══ Extracted entries

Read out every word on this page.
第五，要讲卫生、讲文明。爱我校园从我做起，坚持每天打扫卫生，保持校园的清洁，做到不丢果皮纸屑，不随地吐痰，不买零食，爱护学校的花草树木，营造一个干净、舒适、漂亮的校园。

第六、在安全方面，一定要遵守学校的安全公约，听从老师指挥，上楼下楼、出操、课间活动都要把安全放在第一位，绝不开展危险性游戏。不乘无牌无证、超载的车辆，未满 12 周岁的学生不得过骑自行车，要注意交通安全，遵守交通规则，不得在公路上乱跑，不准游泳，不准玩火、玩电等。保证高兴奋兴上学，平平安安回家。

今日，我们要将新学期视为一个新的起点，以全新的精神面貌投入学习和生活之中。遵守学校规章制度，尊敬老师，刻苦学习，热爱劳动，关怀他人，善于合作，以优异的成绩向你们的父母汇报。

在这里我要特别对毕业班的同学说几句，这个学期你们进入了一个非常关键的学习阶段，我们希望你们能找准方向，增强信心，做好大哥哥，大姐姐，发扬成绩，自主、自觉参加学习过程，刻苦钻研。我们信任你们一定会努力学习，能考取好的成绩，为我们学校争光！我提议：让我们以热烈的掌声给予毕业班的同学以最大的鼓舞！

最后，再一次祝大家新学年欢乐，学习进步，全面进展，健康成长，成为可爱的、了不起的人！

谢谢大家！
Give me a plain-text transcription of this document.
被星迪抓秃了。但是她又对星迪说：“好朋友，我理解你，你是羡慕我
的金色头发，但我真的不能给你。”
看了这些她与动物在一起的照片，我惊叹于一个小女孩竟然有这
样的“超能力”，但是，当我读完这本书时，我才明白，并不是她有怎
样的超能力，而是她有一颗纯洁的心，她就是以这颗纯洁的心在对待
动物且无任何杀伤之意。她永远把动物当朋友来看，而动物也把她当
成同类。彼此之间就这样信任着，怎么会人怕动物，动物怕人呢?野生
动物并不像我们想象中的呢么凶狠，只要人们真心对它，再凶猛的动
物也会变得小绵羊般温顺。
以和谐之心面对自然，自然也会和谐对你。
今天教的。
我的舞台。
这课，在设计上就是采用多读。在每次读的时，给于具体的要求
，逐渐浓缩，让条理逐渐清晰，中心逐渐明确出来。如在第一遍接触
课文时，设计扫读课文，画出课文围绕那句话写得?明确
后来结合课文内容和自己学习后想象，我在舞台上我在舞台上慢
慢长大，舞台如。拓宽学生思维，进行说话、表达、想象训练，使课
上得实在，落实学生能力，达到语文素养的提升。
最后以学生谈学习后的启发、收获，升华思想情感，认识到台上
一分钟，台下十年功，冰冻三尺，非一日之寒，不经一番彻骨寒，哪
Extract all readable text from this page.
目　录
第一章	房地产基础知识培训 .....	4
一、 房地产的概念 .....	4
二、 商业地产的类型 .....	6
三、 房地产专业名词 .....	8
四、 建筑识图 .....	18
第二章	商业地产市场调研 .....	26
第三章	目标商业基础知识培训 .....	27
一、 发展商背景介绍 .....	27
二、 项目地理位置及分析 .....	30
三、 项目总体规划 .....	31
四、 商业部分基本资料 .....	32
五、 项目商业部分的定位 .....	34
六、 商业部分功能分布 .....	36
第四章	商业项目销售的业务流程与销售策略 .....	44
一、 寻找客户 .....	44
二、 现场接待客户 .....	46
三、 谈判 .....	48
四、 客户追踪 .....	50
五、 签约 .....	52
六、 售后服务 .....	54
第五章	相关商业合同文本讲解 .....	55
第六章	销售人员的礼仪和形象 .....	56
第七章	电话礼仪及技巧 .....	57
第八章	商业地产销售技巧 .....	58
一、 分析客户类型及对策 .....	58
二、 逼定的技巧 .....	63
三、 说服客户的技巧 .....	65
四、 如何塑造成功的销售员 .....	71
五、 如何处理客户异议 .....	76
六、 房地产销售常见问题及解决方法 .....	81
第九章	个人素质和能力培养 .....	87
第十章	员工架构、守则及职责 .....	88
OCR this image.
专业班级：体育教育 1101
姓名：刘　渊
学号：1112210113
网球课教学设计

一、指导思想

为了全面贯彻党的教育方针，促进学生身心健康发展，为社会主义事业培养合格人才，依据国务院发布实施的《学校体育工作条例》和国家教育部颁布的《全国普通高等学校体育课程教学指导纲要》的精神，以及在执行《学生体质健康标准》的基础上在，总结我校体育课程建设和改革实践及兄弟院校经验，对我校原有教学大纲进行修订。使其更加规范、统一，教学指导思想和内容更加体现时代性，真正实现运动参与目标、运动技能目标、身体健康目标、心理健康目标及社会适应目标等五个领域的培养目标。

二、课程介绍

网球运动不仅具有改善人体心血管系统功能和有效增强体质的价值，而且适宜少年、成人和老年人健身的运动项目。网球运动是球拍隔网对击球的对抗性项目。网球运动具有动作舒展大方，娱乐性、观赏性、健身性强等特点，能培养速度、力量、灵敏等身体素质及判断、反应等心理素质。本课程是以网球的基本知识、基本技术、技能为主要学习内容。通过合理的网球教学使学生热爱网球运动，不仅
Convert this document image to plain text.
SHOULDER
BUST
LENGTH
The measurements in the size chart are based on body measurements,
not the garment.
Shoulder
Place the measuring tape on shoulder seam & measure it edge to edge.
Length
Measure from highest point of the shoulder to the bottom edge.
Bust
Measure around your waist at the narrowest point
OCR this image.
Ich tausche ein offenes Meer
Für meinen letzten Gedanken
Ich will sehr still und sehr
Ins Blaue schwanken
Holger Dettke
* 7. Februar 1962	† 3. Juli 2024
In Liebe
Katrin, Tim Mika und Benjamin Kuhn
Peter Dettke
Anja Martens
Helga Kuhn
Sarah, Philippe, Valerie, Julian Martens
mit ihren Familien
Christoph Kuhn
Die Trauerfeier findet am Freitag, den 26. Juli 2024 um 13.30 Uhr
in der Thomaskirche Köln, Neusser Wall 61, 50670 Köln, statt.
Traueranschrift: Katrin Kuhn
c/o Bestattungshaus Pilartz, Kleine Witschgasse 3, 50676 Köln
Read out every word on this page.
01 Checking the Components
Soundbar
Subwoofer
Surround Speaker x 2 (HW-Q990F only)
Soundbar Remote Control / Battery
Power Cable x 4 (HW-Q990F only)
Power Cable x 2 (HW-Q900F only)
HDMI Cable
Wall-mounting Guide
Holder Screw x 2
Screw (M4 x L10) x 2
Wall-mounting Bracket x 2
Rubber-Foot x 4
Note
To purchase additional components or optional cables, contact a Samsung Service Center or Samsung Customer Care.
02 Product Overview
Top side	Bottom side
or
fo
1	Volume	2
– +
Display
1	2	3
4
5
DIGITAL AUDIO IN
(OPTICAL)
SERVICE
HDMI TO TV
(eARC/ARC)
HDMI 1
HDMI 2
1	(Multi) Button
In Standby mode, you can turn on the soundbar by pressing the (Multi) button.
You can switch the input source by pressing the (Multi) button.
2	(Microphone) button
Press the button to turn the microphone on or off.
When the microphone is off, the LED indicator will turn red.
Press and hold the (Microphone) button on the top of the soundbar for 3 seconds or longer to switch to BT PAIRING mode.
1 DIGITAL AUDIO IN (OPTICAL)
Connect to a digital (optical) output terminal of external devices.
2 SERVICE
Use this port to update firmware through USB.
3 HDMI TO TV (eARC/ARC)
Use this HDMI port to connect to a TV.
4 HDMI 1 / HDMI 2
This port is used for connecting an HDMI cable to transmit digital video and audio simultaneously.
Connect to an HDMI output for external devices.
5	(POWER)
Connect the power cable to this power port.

════

§ **Challenge**:
Reproduce each line of the material above precisely.

§ **Expected answer**:
Read out every word on this page.
第五，要讲卫生、讲文明。爱我校园从我做起，坚持每天打扫卫生，保持校园的清洁，做到不丢果皮纸屑，不随地吐痰，不买零食，爱护学校的花草树木，营造一个干净、舒适、漂亮的校园。

第六、在安全方面，一定要遵守学校的安全公约，听从老师指挥，上楼下楼、出操、课间活动都要把安全放在第一位，绝不开展危险性游戏。不乘无牌无证、超载的车辆，未满 12 周岁的学生不得过骑自行车，要注意交通安全，遵守交通规则，不得在公路上乱跑，不准游泳，不准玩火、玩电等。保证高兴奋兴上学，平平安安回家。

今日，我们要将新学期视为一个新的起点，以全新的精神面貌投入学习和生活之中。遵守学校规章制度，尊敬老师，刻苦学习，热爱劳动，关怀他人，善于合作，以优异的成绩向你们的父母汇报。

在这里我要特别对毕业班的同学说几句，这个学期你们进入了一个非常关键的学习阶段，我们希望你们能找准方向，增强信心，做好大哥哥，大姐姐，发扬成绩，自主、自觉参加学习过程，刻苦钻研。我们信任你们一定会努力学习，能考取好的成绩，为我们学校争光！我提议：让我们以热烈的掌声给予毕业班的同学以最大的鼓舞！

最后，再一次祝大家新学年欢乐，学习进步，全面进展，健康成长，成为可爱的、了不起的人！

谢谢大家！
Give me a plain-text transcription of this document.
被星迪抓秃了。但是她又对星迪说：“好朋友，我理解你，你是羡慕我
的金色头发，但我真的不能给你。”
看了这些她与动物在一起的照片，我惊叹于一个小女孩竟然有这
样的“超能力”，但是，当我读完这本书时，我才明白，并不是她有怎
样的超能力，而是她有一颗纯洁的心，她就是以这颗纯洁的心在对待
动物且无任何杀伤之意。她永远把动物当朋友来看，而动物也把她当
成同类。彼此之间就这样信任着，怎么会人怕动物，动物怕人呢?野生
动物并不像我们想象中的呢么凶狠，只要人们真心对它，再凶猛的动
物也会变得小绵羊般温顺。
以和谐之心面对自然，自然也会和谐对你。
今天教的。
我的舞台。
这课，在设计上就是采用多读。在每次读的时，给于具体的要求
，逐渐浓缩，让条理逐渐清晰，中心逐渐明确出来。如在第一遍接触
课文时，设计扫读课文，画出课文围绕那句话写得?明确
后来结合课文内容和自己学习后想象，我在舞台上我在舞台上慢
慢长大，舞台如。拓宽学生思维，进行说话、表达、想象训练，使课
上得实在，落实学生能力，达到语文素养的提升。
最后以学生谈学习后的启发、收获，升华思想情感，认识到台上
一分钟，台下十年功，冰冻三尺，非一日之寒，不经一番彻骨寒，哪
Extract all readable text from this page.
目　录
第一章	房地产基础知识培训 .....	4
一、 房地产的概念 .....	4
二、 商业地产的类型 .....	6
三、 房地产专业名词 .....	8
四、 建筑识图 .....	18
第二章	商业地产市场调研 .....	26
第三章	目标商业基础知识培训 .....	27
一、 发展商背景介绍 .....	27
二、 项目地理位置及分析 .....	30
三、 项目总体规划 .....	31
四、 商业部分基本资料 .....	32
五、 项目商业部分的定位 .....	34
六、 商业部分功能分布 .....	36
第四章	商业项目销售的业务流程与销售策略 .....	44
一、 寻找客户 .....	44
二、 现场接待客户 .....	46
三、 谈判 .....	48
四、 客户追踪 .....	50
五、 签约 .....	52
六、 售后服务 .....	54
第五章	相关商业合同文本讲解 .....	55
第六章	销售人员的礼仪和形象 .....	56
第七章	电话礼仪及技巧 .....	57
第八章	商业地产销售技巧 .....	58
一、 分析客户类型及对策 .....	58
二、 逼定的技巧 .....	63
三、 说服客户的技巧 .....	65
四、 如何塑造成功的销售员 .....	71
五、 如何处理客户异议 .....	76
六、 房地产销售常见问题及解决方法 .....	81
第九章	个人素质和能力培养 .....	87
第十章	员工架构、守则及职责 .....	88
OCR this image.
专业班级：体育教育 1101
姓名：刘　渊
学号：1112210113
网球课教学设计

一、指导思想

为了全面贯彻党的教育方针，促进学生身心健康发展，为社会主义事业培养合格人才，依据国务院发布实施的《学校体育工作条例》和国家教育部颁布的《全国普通高等学校体育课程教学指导纲要》的精神，以及在执行《学生体质健康标准》的基础上在，总结我校体育课程建设和改革实践及兄弟院校经验，对我校原有教学大纲进行修订。使其更加规范、统一，教学指导思想和内容更加体现时代性，真正实现运动参与目标、运动技能目标、身体健康目标、心理健康目标及社会适应目标等五个领域的培养目标。

二、课程介绍

网球运动不仅具有改善人体心血管系统功能和有效增强体质的价值，而且适宜少年、成人和老年人健身的运动项目。网球运动是球拍隔网对击球的对抗性项目。网球运动具有动作舒展大方，娱乐性、观赏性、健身性强等特点，能培养速度、力量、灵敏等身体素质及判断、反应等心理素质。本课程是以网球的基本知识、基本技术、技能为主要学习内容。通过合理的网球教学使学生热爱网球运动，不仅
Convert this document image to plain text.
SHOULDER
BUST
LENGTH
The measurements in the size chart are based on body measurements,
not the garment.
Shoulder
Place the measuring tape on shoulder seam & measure it edge to edge.
Length
Measure from highest point of the shoulder to the bottom edge.
Bust
Measure around your waist at the narrowest point
OCR this image.
Ich tausche ein offenes Meer
Für meinen letzten Gedanken
Ich will sehr still und sehr
Ins Blaue schwanken
Holger Dettke
* 7. Februar 1962	† 3. Juli 2024
In Liebe
Katrin, Tim Mika und Benjamin Kuhn
Peter Dettke
Anja Martens
Helga Kuhn
Sarah, Philippe, Valerie, Julian Martens
mit ihren Familien
Christoph Kuhn
Die Trauerfeier findet am Freitag, den 26. Juli 2024 um 13.30 Uhr
in der Thomaskirche Köln, Neusser Wall 61, 50670 Köln, statt.
Traueranschrift: Katrin Kuhn
c/o Bestattungshaus Pilartz, Kleine Witschgasse 3, 50676 Köln
Read out every word on this page.
01 Checking the Components
Soundbar
Subwoofer
Surround Speaker x 2 (HW-Q990F only)
Soundbar Remote Control / Battery
Power Cable x 4 (HW-Q990F only)
Power Cable x 2 (HW-Q900F only)
HDMI Cable
Wall-mounting Guide
Holder Screw x 2
Screw (M4 x L10) x 2
Wall-mounting Bracket x 2
Rubber-Foot x 4
Note
To purchase additional components or optional cables, contact a Samsung Service Center or Samsung Customer Care.
02 Product Overview
Top side	Bottom side
or
fo
1	Volume	2
– +
Display
1	2	3
4
5
DIGITAL AUDIO IN
(OPTICAL)
SERVICE
HDMI TO TV
(eARC/ARC)
HDMI 1
HDMI 2
1	(Multi) Button
In Standby mode, you can turn on the soundbar by pressing the (Multi) button.
You can switch the input source by pressing the (Multi) button.
2	(Microphone) button
Press the button to turn the microphone on or off.
When the microphone is off, the LED indicator will turn red.
Press and hold the (Microphone) button on the top of the soundbar for 3 seconds or longer to switch to BT PAIRING mode.
1 DIGITAL AUDIO IN (OPTICAL)
Connect to a digital (optical) output terminal of external devices.
2 SERVICE
Use this port to update firmware through USB.
3 HDMI TO TV (eARC/ARC)
Use this HDMI port to connect to a TV.
4 HDMI 1 / HDMI 2
This port is used for connecting an HDMI cable to transmit digital video and audio simultaneously.
Connect to an HDMI output for external devices.
5	(POWER)
Connect the power cable to this power port.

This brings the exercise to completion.